- BRIEF
Copy all the data exactly, except the pictures.

- GIVEN RECORDS
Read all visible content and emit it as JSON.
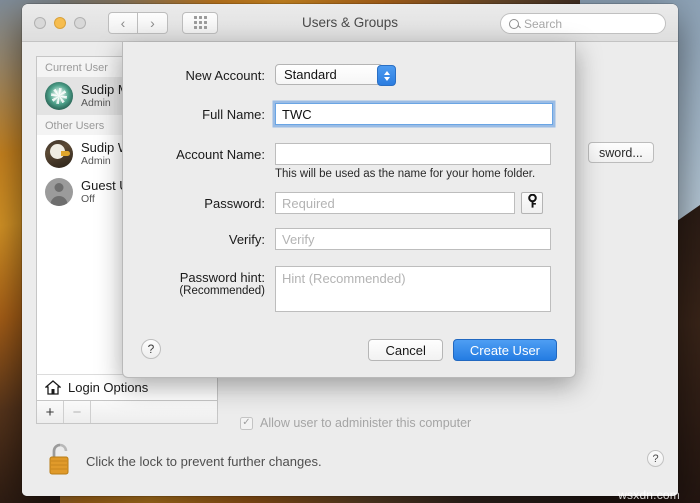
{
  "window": {
    "title": "Users & Groups",
    "search_placeholder": "Search",
    "nav_back": "‹",
    "nav_forward": "›",
    "grid_button": "show-all-preferences"
  },
  "sidebar": {
    "groups": [
      {
        "header": "Current User",
        "users": [
          {
            "name": "Sudip M",
            "role": "Admin",
            "avatar": "flower-avatar",
            "selected": true
          }
        ]
      },
      {
        "header": "Other Users",
        "users": [
          {
            "name": "Sudip W",
            "role": "Admin",
            "avatar": "eagle-avatar",
            "selected": false
          },
          {
            "name": "Guest U",
            "role": "Off",
            "avatar": "guest-avatar",
            "selected": false
          }
        ]
      }
    ],
    "login_options": "Login Options",
    "add_button": "+",
    "remove_button": "−"
  },
  "main": {
    "change_password_button": "sword...",
    "admin_checkbox_label": "Allow user to administer this computer",
    "admin_checkbox_checked": true,
    "admin_checkbox_enabled": false
  },
  "lockbar": {
    "text": "Click the lock to prevent further changes.",
    "lock_state": "unlocked",
    "help_button": "?"
  },
  "sheet": {
    "fields": {
      "new_account_label": "New Account:",
      "new_account_value": "Standard",
      "full_name_label": "Full Name:",
      "full_name_value": "TWC",
      "account_name_label": "Account Name:",
      "account_name_value": "",
      "account_name_note": "This will be used as the name for your home folder.",
      "password_label": "Password:",
      "password_placeholder": "Required",
      "verify_label": "Verify:",
      "verify_placeholder": "Verify",
      "hint_label": "Password hint:",
      "hint_sublabel": "(Recommended)",
      "hint_placeholder": "Hint (Recommended)"
    },
    "buttons": {
      "help": "?",
      "cancel": "Cancel",
      "create": "Create User"
    },
    "key_button": "key-icon"
  },
  "colors": {
    "accent_blue": "#2b7de0",
    "window_bg": "#ececec",
    "lock_gold": "#e09a2a"
  },
  "watermark": "wsxdn.com"
}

- COMPLETED TASK
Read all visible content and emit it as JSON.
{
  "window": {
    "title": "Users & Groups",
    "search_placeholder": "Search",
    "nav_back": "‹",
    "nav_forward": "›",
    "grid_button": "show-all-preferences"
  },
  "sidebar": {
    "groups": [
      {
        "header": "Current User",
        "users": [
          {
            "name": "Sudip M",
            "role": "Admin",
            "avatar": "flower-avatar",
            "selected": true
          }
        ]
      },
      {
        "header": "Other Users",
        "users": [
          {
            "name": "Sudip W",
            "role": "Admin",
            "avatar": "eagle-avatar",
            "selected": false
          },
          {
            "name": "Guest U",
            "role": "Off",
            "avatar": "guest-avatar",
            "selected": false
          }
        ]
      }
    ],
    "login_options": "Login Options",
    "add_button": "+",
    "remove_button": "−"
  },
  "main": {
    "change_password_button": "sword...",
    "admin_checkbox_label": "Allow user to administer this computer",
    "admin_checkbox_checked": true,
    "admin_checkbox_enabled": false
  },
  "lockbar": {
    "text": "Click the lock to prevent further changes.",
    "lock_state": "unlocked",
    "help_button": "?"
  },
  "sheet": {
    "fields": {
      "new_account_label": "New Account:",
      "new_account_value": "Standard",
      "full_name_label": "Full Name:",
      "full_name_value": "TWC",
      "account_name_label": "Account Name:",
      "account_name_value": "",
      "account_name_note": "This will be used as the name for your home folder.",
      "password_label": "Password:",
      "password_placeholder": "Required",
      "verify_label": "Verify:",
      "verify_placeholder": "Verify",
      "hint_label": "Password hint:",
      "hint_sublabel": "(Recommended)",
      "hint_placeholder": "Hint (Recommended)"
    },
    "buttons": {
      "help": "?",
      "cancel": "Cancel",
      "create": "Create User"
    },
    "key_button": "key-icon"
  },
  "colors": {
    "accent_blue": "#2b7de0",
    "window_bg": "#ececec",
    "lock_gold": "#e09a2a"
  },
  "watermark": "wsxdn.com"
}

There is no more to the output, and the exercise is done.